[Written request]:
Your task is to copy every line of the entries that contains "Très".

....

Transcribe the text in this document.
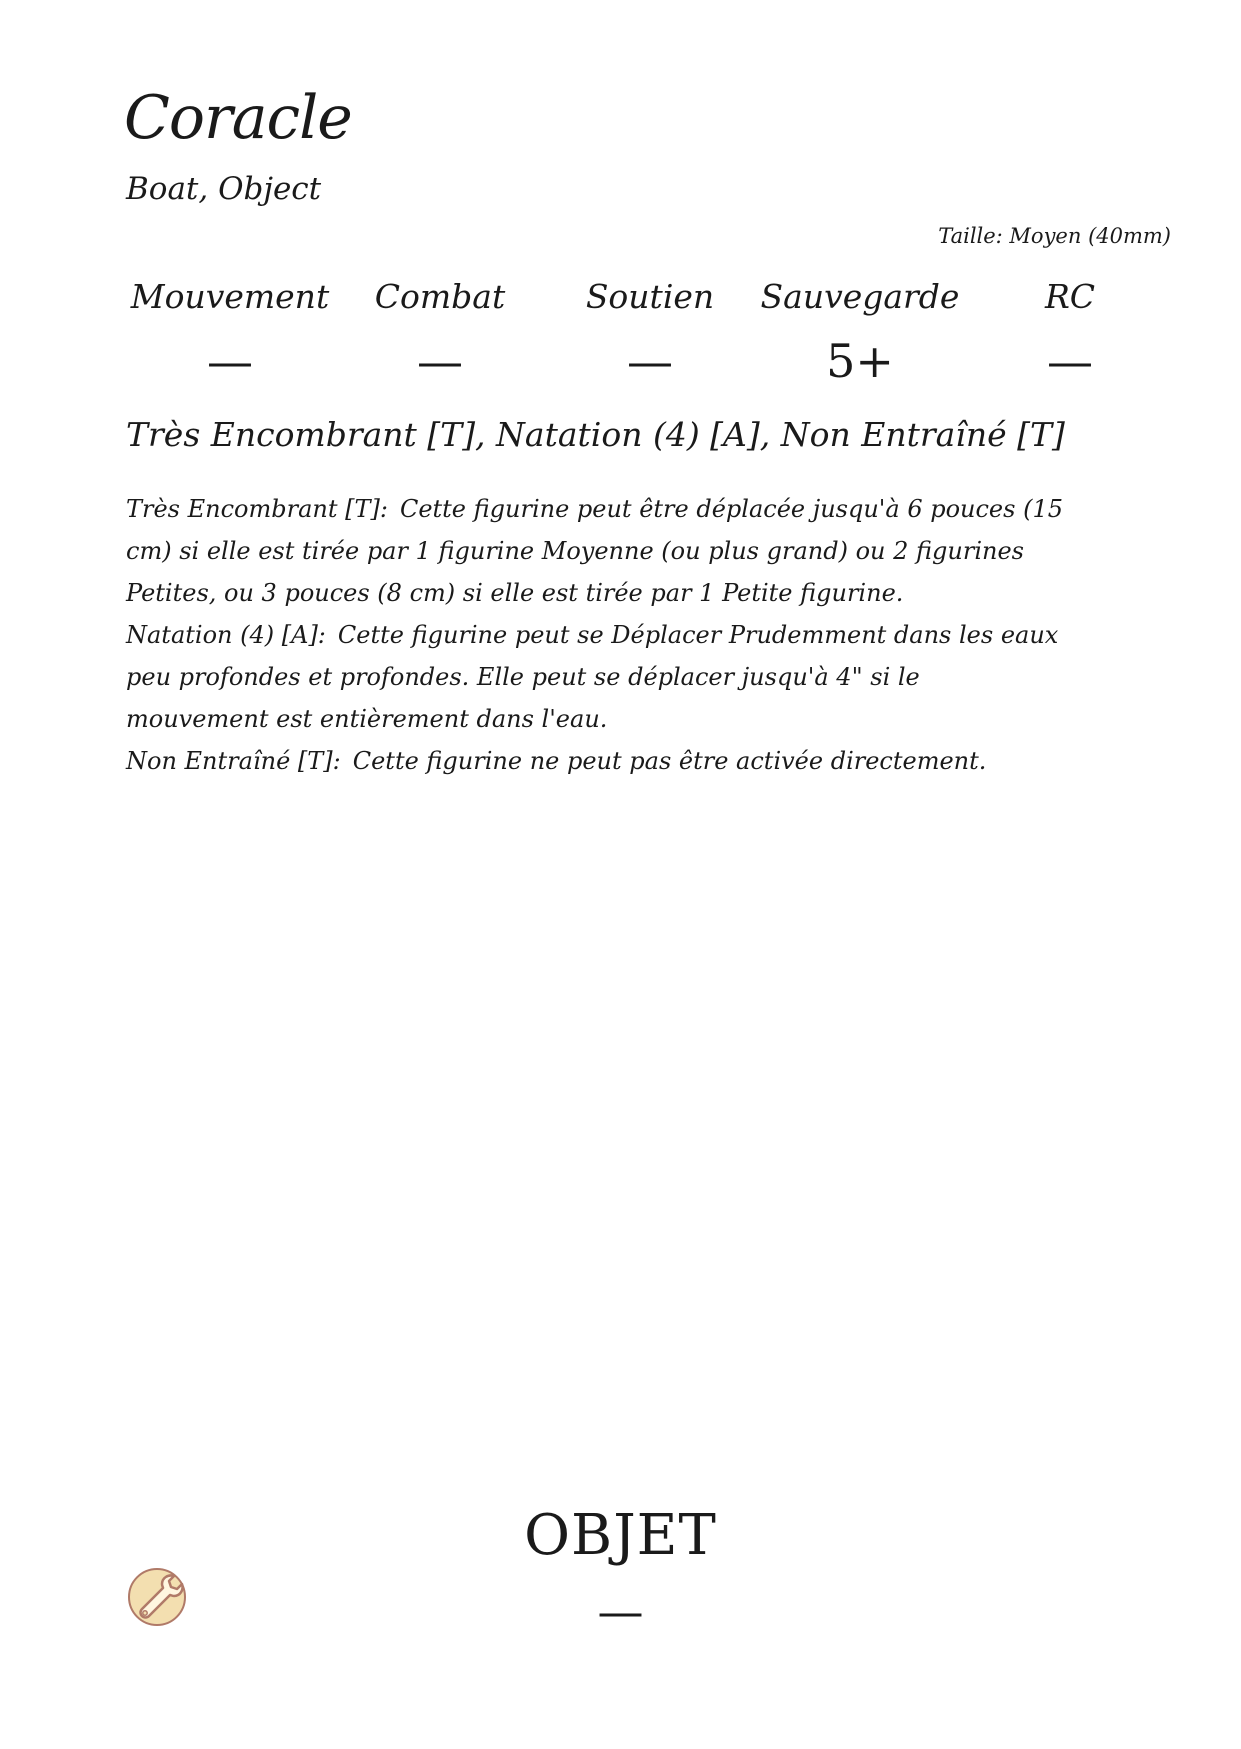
Coracle
Boat, Object
Taille: Moyen (40mm)
Mouvement
—
Combat
—
Soutien
—
Sauvegarde
5+
RC
—
Très Encombrant [T], Natation (4) [A], Non Entraîné [T]
Très Encombrant [T]: Cette figurine peut être déplacée jusqu'à 6 pouces (15 cm) si elle est tirée par 1 figurine Moyenne (ou plus grand) ou 2 figurines Petites, ou 3 pouces (8 cm) si elle est tirée par 1 Petite figurine.
Natation (4) [A]: Cette figurine peut se Déplacer Prudemment dans les eaux peu profondes et profondes. Elle peut se déplacer jusqu'à 4" si le mouvement est entièrement dans l'eau.
Non Entraîné [T]: Cette figurine ne peut pas être activée directement.
OBJET
—
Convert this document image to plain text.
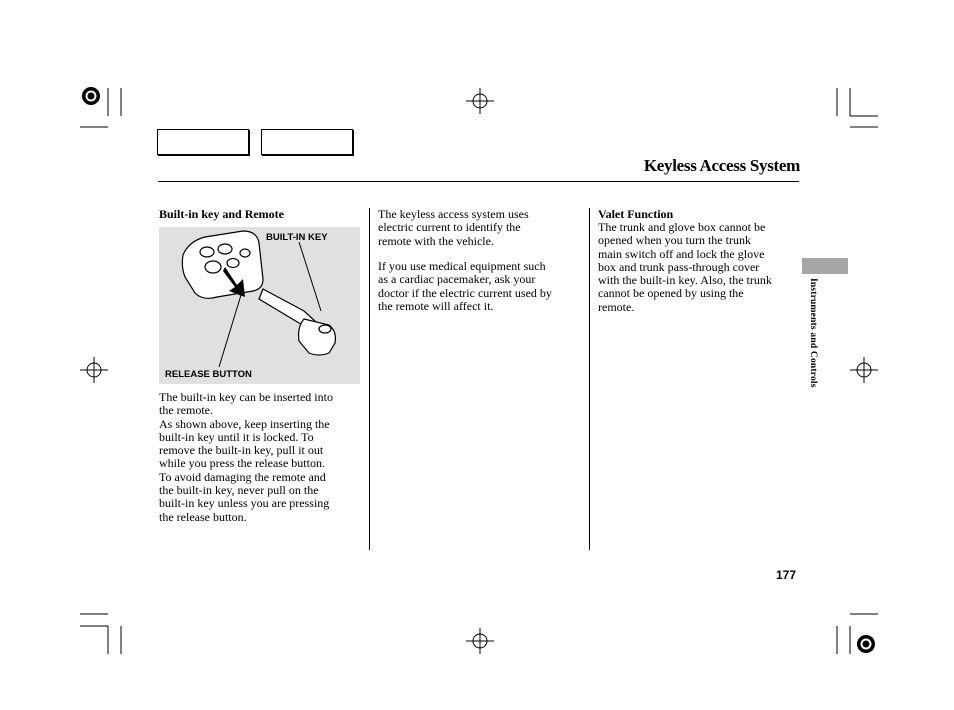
Keyless Access System
Built-in key and Remote
BUILT-IN KEY
RELEASE BUTTON
The built-in key can be inserted into
the remote.
As shown above, keep inserting the
built-in key until it is locked. To
remove the built-in key, pull it out
while you press the release button.
To avoid damaging the remote and
the built-in key, never pull on the
built-in key unless you are pressing
the release button.
The keyless access system uses
electric current to identify the
remote with the vehicle.
If you use medical equipment such
as a cardiac pacemaker, ask your
doctor if the electric current used by
the remote will affect it.
Valet Function
The trunk and glove box cannot be
opened when you turn the trunk
main switch off and lock the glove
box and trunk pass-through cover
with the built-in key. Also, the trunk
cannot be opened by using the
remote.	Instruments and Controls
177
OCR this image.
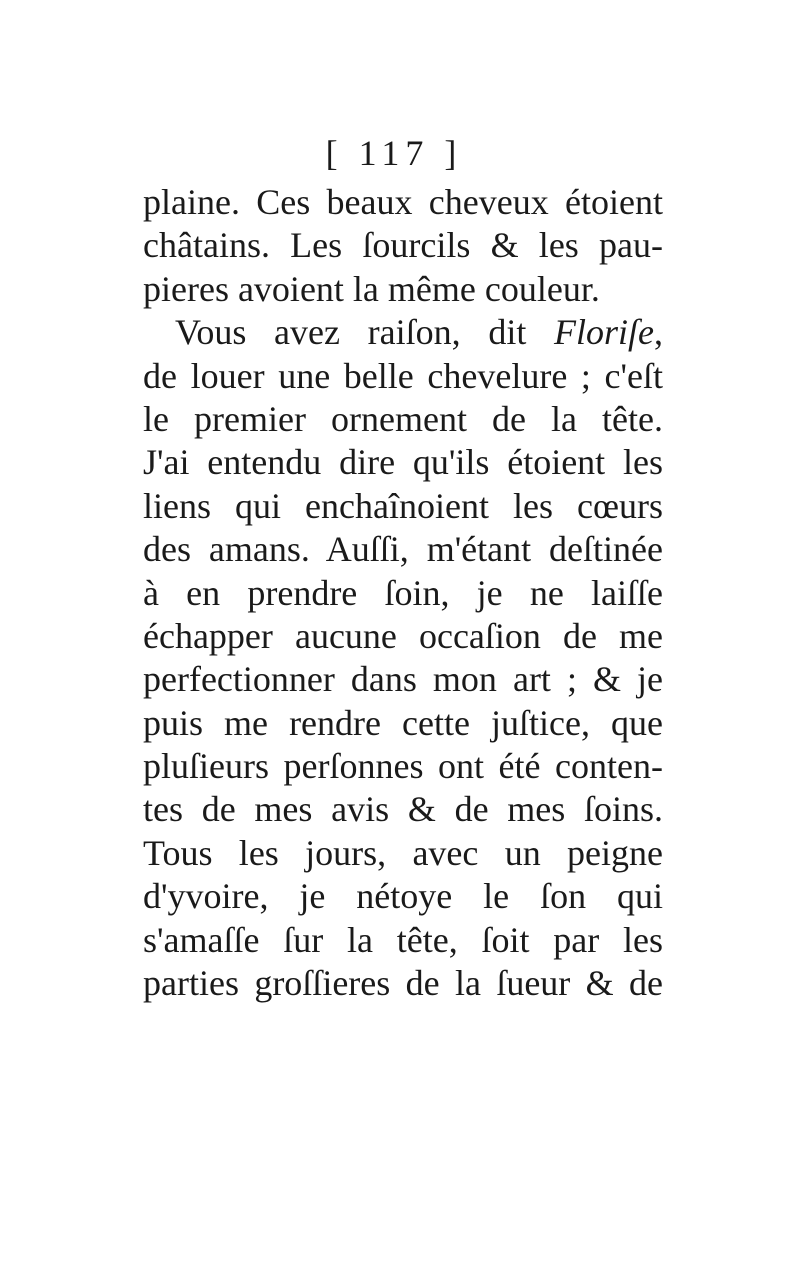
[ 117 ]
plaine. Ces beaux cheveux étoient
châtains. Les ſourcils & les pau-
pieres avoient la même couleur.
Vous avez raiſon, dit Floriſe,
de louer une belle chevelure ; c'eſt
le premier ornement de la tête.
J'ai entendu dire qu'ils étoient les
liens qui enchaînoient les cœurs
des amans. Auſſi, m'étant deſtinée
à en prendre ſoin, je ne laiſſe
échapper aucune occaſion de me
perfectionner dans mon art ; & je
puis me rendre cette juſtice, que
pluſieurs perſonnes ont été conten-
tes de mes avis & de mes ſoins.
Tous les jours, avec un peigne
d'yvoire, je nétoye le ſon qui
s'amaſſe ſur la tête, ſoit par les
parties groſſieres de la ſueur & de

....

[Solution for this problem]:
Très Encombrant [T], Natation (4) [A], Non Entraîné [T]
Très Encombrant [T]: Cette figurine peut être déplacée jusqu'à 6 pouces (15 cm) si elle est tirée par 1 figurine Moyenne (ou plus grand) ou 2 figurines Petites, ou 3 pouces (8 cm) si elle est tirée par 1 Petite figurine.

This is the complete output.